#### Given request:
Return nothing but the lines from the line with "Give me the" through the last line of the entries that follow, copied exactly and free of pictures.
--------
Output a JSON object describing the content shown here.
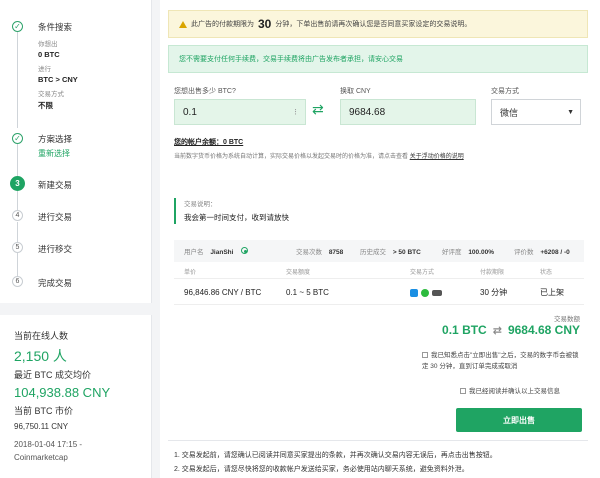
{
  "sidebar": {
    "steps": [
      {
        "num": "✓",
        "title": "条件搜索",
        "details": [
          {
            "label": "你想出",
            "value": "0 BTC"
          },
          {
            "label": "进行",
            "value": "BTC > CNY"
          },
          {
            "label": "交易方式",
            "value": "不限"
          }
        ]
      },
      {
        "num": "✓",
        "title": "方案选择",
        "link": "重新选择"
      },
      {
        "num": "3",
        "title": "新建交易"
      },
      {
        "num": "4",
        "title": "进行交易"
      },
      {
        "num": "5",
        "title": "进行移交"
      },
      {
        "num": "6",
        "title": "完成交易"
      }
    ],
    "stats": {
      "online_label": "当前在线人数",
      "online_value": "2,150 人",
      "latest_price_label": "最近 BTC 成交均价",
      "latest_price_value": "104,938.88 CNY",
      "market_price_label": "当前 BTC 市价",
      "market_price_value": "96,750.11 CNY",
      "timestamp": "2018-01-04 17:15 -",
      "source": "Coinmarketcap"
    }
  },
  "main": {
    "warning": {
      "prefix": "此广告的付款期限为",
      "minutes": "30",
      "suffix": "分钟，下单出售前请再次确认您是否同意买家设定的交易说明。"
    },
    "fee_notice": "您不需要支付任何手续费，交易手续费将由广告发布者承担，请安心交易",
    "btc_label": "您想出售多少 BTC?",
    "btc_value": "0.1",
    "cny_label": "换取 CNY",
    "cny_value": "9684.68",
    "method_label": "交易方式",
    "method_value": "微信",
    "balance": "您的帐户余额：0 BTC",
    "rate_note": "当前数字货币价格为系统自动计算，实际交易价格以发起交易时的价格为准，请点击查看",
    "rate_link": "关于浮动价格的说明",
    "trade_note_label": "交易说明：",
    "trade_note_text": "我会第一时间支付，收到请放快",
    "user": {
      "name_label": "用户名",
      "name": "JianShi",
      "trades_label": "交易次数",
      "trades": "8758",
      "history_label": "历史成交",
      "history": "> 50 BTC",
      "rating_label": "好评度",
      "rating": "100.00%",
      "score_label": "评价数",
      "score": "+6208 / -0"
    },
    "table": {
      "headers": [
        "单价",
        "交易额度",
        "交易方式",
        "付款期限",
        "状态"
      ],
      "row": {
        "price": "96,846.86 CNY / BTC",
        "limit": "0.1 ~ 5 BTC",
        "term": "30 分钟",
        "status": "已上架"
      }
    },
    "total_label": "交易数额",
    "total_btc": "0.1 BTC",
    "total_cny": "9684.68 CNY",
    "confirm_text": "我已知悉点击\"立即出售\"之后，交易的数字币会被锁定 30 分钟，直到订单完成或取消",
    "confirm_read": "我已经阅读并确认以上交易信息",
    "sell_button": "立即出售",
    "notes": [
      "1. 交易发起前，请您确认已阅读并同意买家提出的条款，并再次确认交易内容无误后，再点击出售按钮。",
      "2. 交易发起后，请您尽快将您的收款帐户发送给买家，务必使用站内聊天系统，避免资料外泄。"
    ]
  }
}
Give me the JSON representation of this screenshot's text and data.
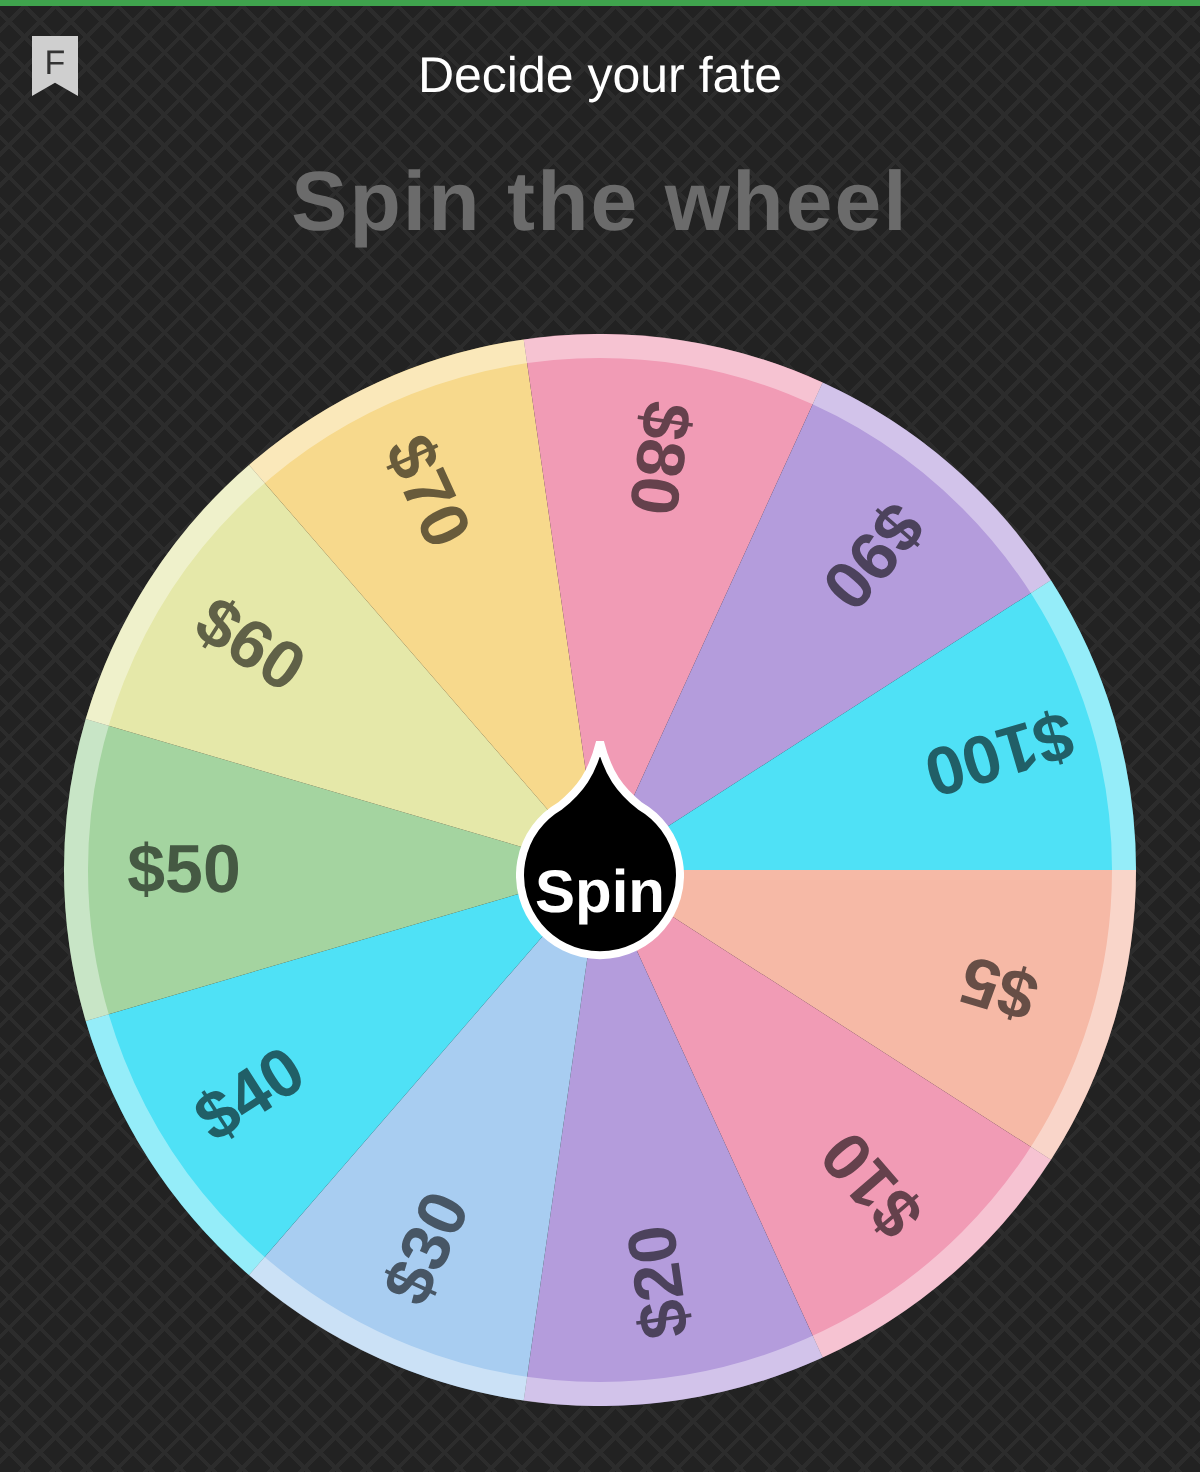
{
  "header": {
    "badge": "F",
    "title": "Decide your fate"
  },
  "heading": "Spin the wheel",
  "wheel": {
    "segments": [
      {
        "label": "$5",
        "color": "#f6b9a6"
      },
      {
        "label": "$10",
        "color": "#f19bb5"
      },
      {
        "label": "$20",
        "color": "#b49cdc"
      },
      {
        "label": "$30",
        "color": "#a8cdf1"
      },
      {
        "label": "$40",
        "color": "#4fe1f6"
      },
      {
        "label": "$50",
        "color": "#a4d4a0"
      },
      {
        "label": "$60",
        "color": "#e5e8a9"
      },
      {
        "label": "$70",
        "color": "#f7d98c"
      },
      {
        "label": "$80",
        "color": "#f19bb5"
      },
      {
        "label": "$90",
        "color": "#b49cdc"
      },
      {
        "label": "$100",
        "color": "#4fe1f6"
      }
    ]
  },
  "spin_button": {
    "label": "Spin"
  }
}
--------
#### Full solution:
Give me the JSON representation of this screenshot's text and data.
{
  "header": {
    "badge": "F",
    "title": "Decide your fate"
  },
  "heading": "Spin the wheel",
  "wheel": {
    "segments": [
      {
        "label": "$5",
        "color": "#f6b9a6"
      },
      {
        "label": "$10",
        "color": "#f19bb5"
      },
      {
        "label": "$20",
        "color": "#b49cdc"
      },
      {
        "label": "$30",
        "color": "#a8cdf1"
      },
      {
        "label": "$40",
        "color": "#4fe1f6"
      },
      {
        "label": "$50",
        "color": "#a4d4a0"
      },
      {
        "label": "$60",
        "color": "#e5e8a9"
      },
      {
        "label": "$70",
        "color": "#f7d98c"
      },
      {
        "label": "$80",
        "color": "#f19bb5"
      },
      {
        "label": "$90",
        "color": "#b49cdc"
      },
      {
        "label": "$100",
        "color": "#4fe1f6"
      }
    ]
  },
  "spin_button": {
    "label": "Spin"
  }
}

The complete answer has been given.